THE TASK: Transcribe all the records exactly and omit any images they hold.
* Start MATERIAL SHOWN *
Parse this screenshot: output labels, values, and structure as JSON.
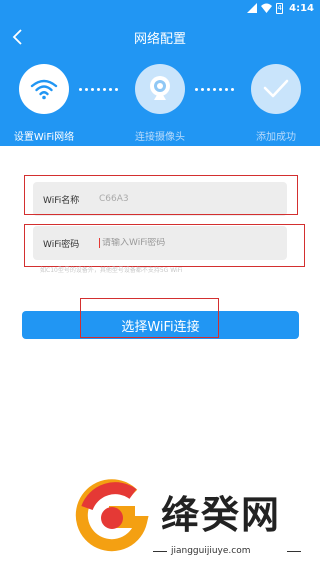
{
  "status_bar": {
    "time": "4:14",
    "battery_level": "4"
  },
  "header": {
    "title": "网络配置",
    "steps": [
      {
        "label": "设置WiFi网络",
        "icon": "wifi-icon",
        "state": "active"
      },
      {
        "label": "连接摄像头",
        "icon": "camera-icon",
        "state": "inactive"
      },
      {
        "label": "添加成功",
        "icon": "checkmark-icon",
        "state": "inactive"
      }
    ]
  },
  "form": {
    "wifi_name_label": "WiFi名称",
    "wifi_name_value": "C66A3",
    "wifi_password_label": "WiFi密码",
    "wifi_password_placeholder": "请输入WiFi密码",
    "hint": "如C10型号的设备外，其他型号设备都不支持5G WiFi",
    "connect_button": "选择WiFi连接"
  },
  "watermark": {
    "text": "绛癸网",
    "url": "jiangguijiuye.com"
  },
  "colors": {
    "primary": "#2196f3",
    "highlight_box": "#d32f2f",
    "field_bg": "#ededed"
  }
}
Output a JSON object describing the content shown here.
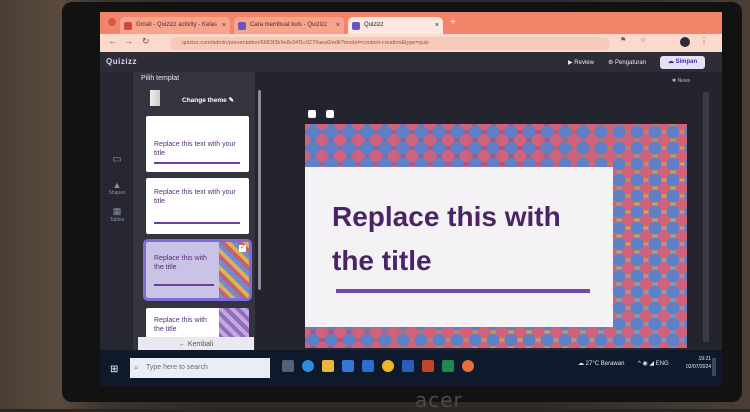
{
  "browser": {
    "tabs": [
      {
        "label": "Gmail - Quizizz activity - Kelas"
      },
      {
        "label": "Cara membuat kuis - Quizizz"
      },
      {
        "label": "Quizizz"
      }
    ],
    "new_tab_icon": "plus-icon",
    "url": "quizizz.com/admin/presentation/6683f3b9e8c04f1c0279aea0/edit?model=content-creation&type=quiz"
  },
  "app": {
    "brand": "Quizizz",
    "review_label": "Review",
    "settings_label": "Pengaturan",
    "save_label": "Simpan",
    "news_label": "News",
    "sidebar": {
      "title": "Pilih templat",
      "change_theme": "Change theme",
      "back": "Kembali"
    },
    "rail": [
      {
        "label": "",
        "icon": "slides-icon"
      },
      {
        "label": "Shapes",
        "icon": "shapes-icon"
      },
      {
        "label": "Tables",
        "icon": "table-icon"
      }
    ],
    "templates": [
      {
        "title": "Replace this text with your title"
      },
      {
        "title": "Replace this text with your title"
      },
      {
        "title": "Replace this with the title"
      },
      {
        "title": "Replace this with the title"
      }
    ],
    "slide": {
      "title": "Replace this with the title"
    }
  },
  "taskbar": {
    "search_placeholder": "Type here to search",
    "weather": "27°C Berawan",
    "lang": "ENG",
    "time": "19:21",
    "date": "02/07/2024"
  },
  "hardware": {
    "brand": "acer"
  },
  "colors": {
    "accent": "#7747a8",
    "tabbar": "#f2846a",
    "taskbar": "#0e1a2b"
  }
}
* End MATERIAL SHOWN *
REPLY TO THE EXERCISE:
Parse this screenshot: output labels, values, and structure as JSON.
{
  "status_bar": {
    "time": "4:14",
    "battery_level": "4"
  },
  "header": {
    "title": "网络配置",
    "steps": [
      {
        "label": "设置WiFi网络",
        "icon": "wifi-icon",
        "state": "active"
      },
      {
        "label": "连接摄像头",
        "icon": "camera-icon",
        "state": "inactive"
      },
      {
        "label": "添加成功",
        "icon": "checkmark-icon",
        "state": "inactive"
      }
    ]
  },
  "form": {
    "wifi_name_label": "WiFi名称",
    "wifi_name_value": "C66A3",
    "wifi_password_label": "WiFi密码",
    "wifi_password_placeholder": "请输入WiFi密码",
    "hint": "如C10型号的设备外，其他型号设备都不支持5G WiFi",
    "connect_button": "选择WiFi连接"
  },
  "watermark": {
    "text": "绛癸网",
    "url": "jiangguijiuye.com"
  },
  "colors": {
    "primary": "#2196f3",
    "highlight_box": "#d32f2f",
    "field_bg": "#ededed"
  }
}
Output a JSON object describing the content shown here.
{
  "browser": {
    "tabs": [
      {
        "label": "Gmail - Quizizz activity - Kelas"
      },
      {
        "label": "Cara membuat kuis - Quizizz"
      },
      {
        "label": "Quizizz"
      }
    ],
    "new_tab_icon": "plus-icon",
    "url": "quizizz.com/admin/presentation/6683f3b9e8c04f1c0279aea0/edit?model=content-creation&type=quiz"
  },
  "app": {
    "brand": "Quizizz",
    "review_label": "Review",
    "settings_label": "Pengaturan",
    "save_label": "Simpan",
    "news_label": "News",
    "sidebar": {
      "title": "Pilih templat",
      "change_theme": "Change theme",
      "back": "Kembali"
    },
    "rail": [
      {
        "label": "",
        "icon": "slides-icon"
      },
      {
        "label": "Shapes",
        "icon": "shapes-icon"
      },
      {
        "label": "Tables",
        "icon": "table-icon"
      }
    ],
    "templates": [
      {
        "title": "Replace this text with your title"
      },
      {
        "title": "Replace this text with your title"
      },
      {
        "title": "Replace this with the title"
      },
      {
        "title": "Replace this with the title"
      }
    ],
    "slide": {
      "title": "Replace this with the title"
    }
  },
  "taskbar": {
    "search_placeholder": "Type here to search",
    "weather": "27°C Berawan",
    "lang": "ENG",
    "time": "19:21",
    "date": "02/07/2024"
  },
  "hardware": {
    "brand": "acer"
  },
  "colors": {
    "accent": "#7747a8",
    "tabbar": "#f2846a",
    "taskbar": "#0e1a2b"
  }
}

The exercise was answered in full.